- What you need to do -
Below are entries to be transcribed exactly; exclude the pictures from the copy.
-------------------------
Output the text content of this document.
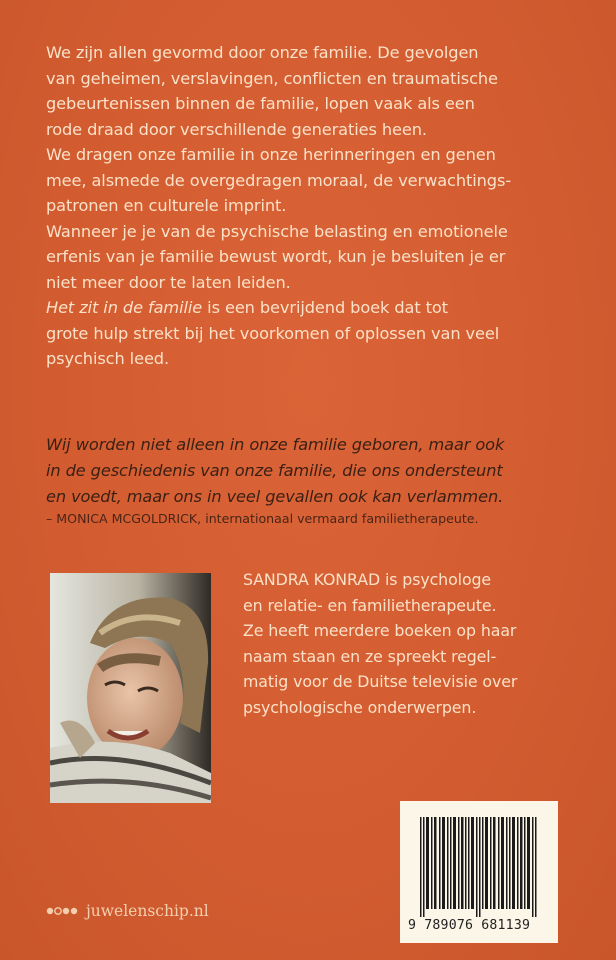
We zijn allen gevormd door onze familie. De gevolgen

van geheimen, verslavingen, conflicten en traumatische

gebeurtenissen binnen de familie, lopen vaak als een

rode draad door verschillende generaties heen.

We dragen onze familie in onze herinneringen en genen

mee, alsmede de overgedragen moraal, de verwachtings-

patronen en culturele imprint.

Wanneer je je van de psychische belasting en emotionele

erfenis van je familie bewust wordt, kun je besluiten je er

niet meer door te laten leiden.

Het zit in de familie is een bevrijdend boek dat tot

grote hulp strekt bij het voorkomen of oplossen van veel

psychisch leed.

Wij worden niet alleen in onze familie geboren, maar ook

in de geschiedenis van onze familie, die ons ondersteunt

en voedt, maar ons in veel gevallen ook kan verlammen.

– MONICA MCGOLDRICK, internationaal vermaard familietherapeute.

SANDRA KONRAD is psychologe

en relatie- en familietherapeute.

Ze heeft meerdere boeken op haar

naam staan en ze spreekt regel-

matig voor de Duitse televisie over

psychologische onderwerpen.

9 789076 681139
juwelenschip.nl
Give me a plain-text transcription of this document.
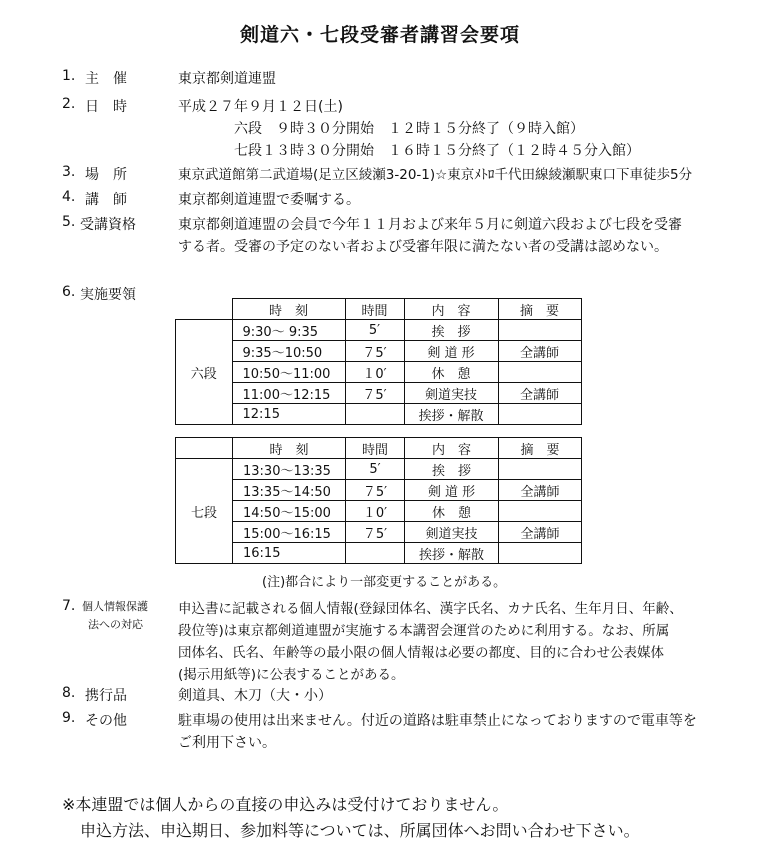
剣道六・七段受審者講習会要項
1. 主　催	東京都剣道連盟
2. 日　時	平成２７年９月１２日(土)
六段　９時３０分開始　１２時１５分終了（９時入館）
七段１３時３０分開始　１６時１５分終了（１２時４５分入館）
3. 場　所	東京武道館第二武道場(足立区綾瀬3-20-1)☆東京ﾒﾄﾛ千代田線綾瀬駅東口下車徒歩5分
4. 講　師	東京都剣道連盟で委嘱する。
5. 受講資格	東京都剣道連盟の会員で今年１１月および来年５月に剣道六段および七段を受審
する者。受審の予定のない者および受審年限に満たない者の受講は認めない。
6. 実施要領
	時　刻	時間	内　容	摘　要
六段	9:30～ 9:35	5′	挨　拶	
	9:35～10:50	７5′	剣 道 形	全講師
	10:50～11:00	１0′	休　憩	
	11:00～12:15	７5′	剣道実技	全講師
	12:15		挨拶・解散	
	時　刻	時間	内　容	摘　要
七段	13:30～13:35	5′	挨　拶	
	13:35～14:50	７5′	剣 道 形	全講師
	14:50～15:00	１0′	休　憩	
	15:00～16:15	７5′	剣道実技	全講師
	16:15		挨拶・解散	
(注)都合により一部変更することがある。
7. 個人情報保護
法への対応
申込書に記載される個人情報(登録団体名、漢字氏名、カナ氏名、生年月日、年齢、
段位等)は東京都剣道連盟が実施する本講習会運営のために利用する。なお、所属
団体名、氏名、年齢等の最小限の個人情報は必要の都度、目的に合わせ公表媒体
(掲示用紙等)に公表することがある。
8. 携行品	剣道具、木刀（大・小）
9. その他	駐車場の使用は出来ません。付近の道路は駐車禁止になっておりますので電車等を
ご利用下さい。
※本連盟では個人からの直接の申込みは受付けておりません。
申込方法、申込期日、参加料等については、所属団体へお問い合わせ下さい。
-------------------------
- Written response -
Output the text content of this document.
We zijn allen gevormd door onze familie. De gevolgen

van geheimen, verslavingen, conflicten en traumatische

gebeurtenissen binnen de familie, lopen vaak als een

rode draad door verschillende generaties heen.

We dragen onze familie in onze herinneringen en genen

mee, alsmede de overgedragen moraal, de verwachtings-

patronen en culturele imprint.

Wanneer je je van de psychische belasting en emotionele

erfenis van je familie bewust wordt, kun je besluiten je er

niet meer door te laten leiden.

Het zit in de familie is een bevrijdend boek dat tot

grote hulp strekt bij het voorkomen of oplossen van veel

psychisch leed.

Wij worden niet alleen in onze familie geboren, maar ook

in de geschiedenis van onze familie, die ons ondersteunt

en voedt, maar ons in veel gevallen ook kan verlammen.

– MONICA MCGOLDRICK, internationaal vermaard familietherapeute.

SANDRA KONRAD is psychologe

en relatie- en familietherapeute.

Ze heeft meerdere boeken op haar

naam staan en ze spreekt regel-

matig voor de Duitse televisie over

psychologische onderwerpen.

9 789076 681139
juwelenschip.nl
Give me a plain-text transcription of this document.
剣道六・七段受審者講習会要項
1. 主　催	東京都剣道連盟
2. 日　時	平成２７年９月１２日(土)
六段　９時３０分開始　１２時１５分終了（９時入館）
七段１３時３０分開始　１６時１５分終了（１２時４５分入館）
3. 場　所	東京武道館第二武道場(足立区綾瀬3-20-1)☆東京ﾒﾄﾛ千代田線綾瀬駅東口下車徒歩5分
4. 講　師	東京都剣道連盟で委嘱する。
5. 受講資格	東京都剣道連盟の会員で今年１１月および来年５月に剣道六段および七段を受審
する者。受審の予定のない者および受審年限に満たない者の受講は認めない。
6. 実施要領
	時　刻	時間	内　容	摘　要
六段	9:30～ 9:35	5′	挨　拶	
	9:35～10:50	７5′	剣 道 形	全講師
	10:50～11:00	１0′	休　憩	
	11:00～12:15	７5′	剣道実技	全講師
	12:15		挨拶・解散	
	時　刻	時間	内　容	摘　要
七段	13:30～13:35	5′	挨　拶	
	13:35～14:50	７5′	剣 道 形	全講師
	14:50～15:00	１0′	休　憩	
	15:00～16:15	７5′	剣道実技	全講師
	16:15		挨拶・解散	
(注)都合により一部変更することがある。
7. 個人情報保護
法への対応
申込書に記載される個人情報(登録団体名、漢字氏名、カナ氏名、生年月日、年齢、
段位等)は東京都剣道連盟が実施する本講習会運営のために利用する。なお、所属
団体名、氏名、年齢等の最小限の個人情報は必要の都度、目的に合わせ公表媒体
(掲示用紙等)に公表することがある。
8. 携行品	剣道具、木刀（大・小）
9. その他	駐車場の使用は出来ません。付近の道路は駐車禁止になっておりますので電車等を
ご利用下さい。
※本連盟では個人からの直接の申込みは受付けておりません。
申込方法、申込期日、参加料等については、所属団体へお問い合わせ下さい。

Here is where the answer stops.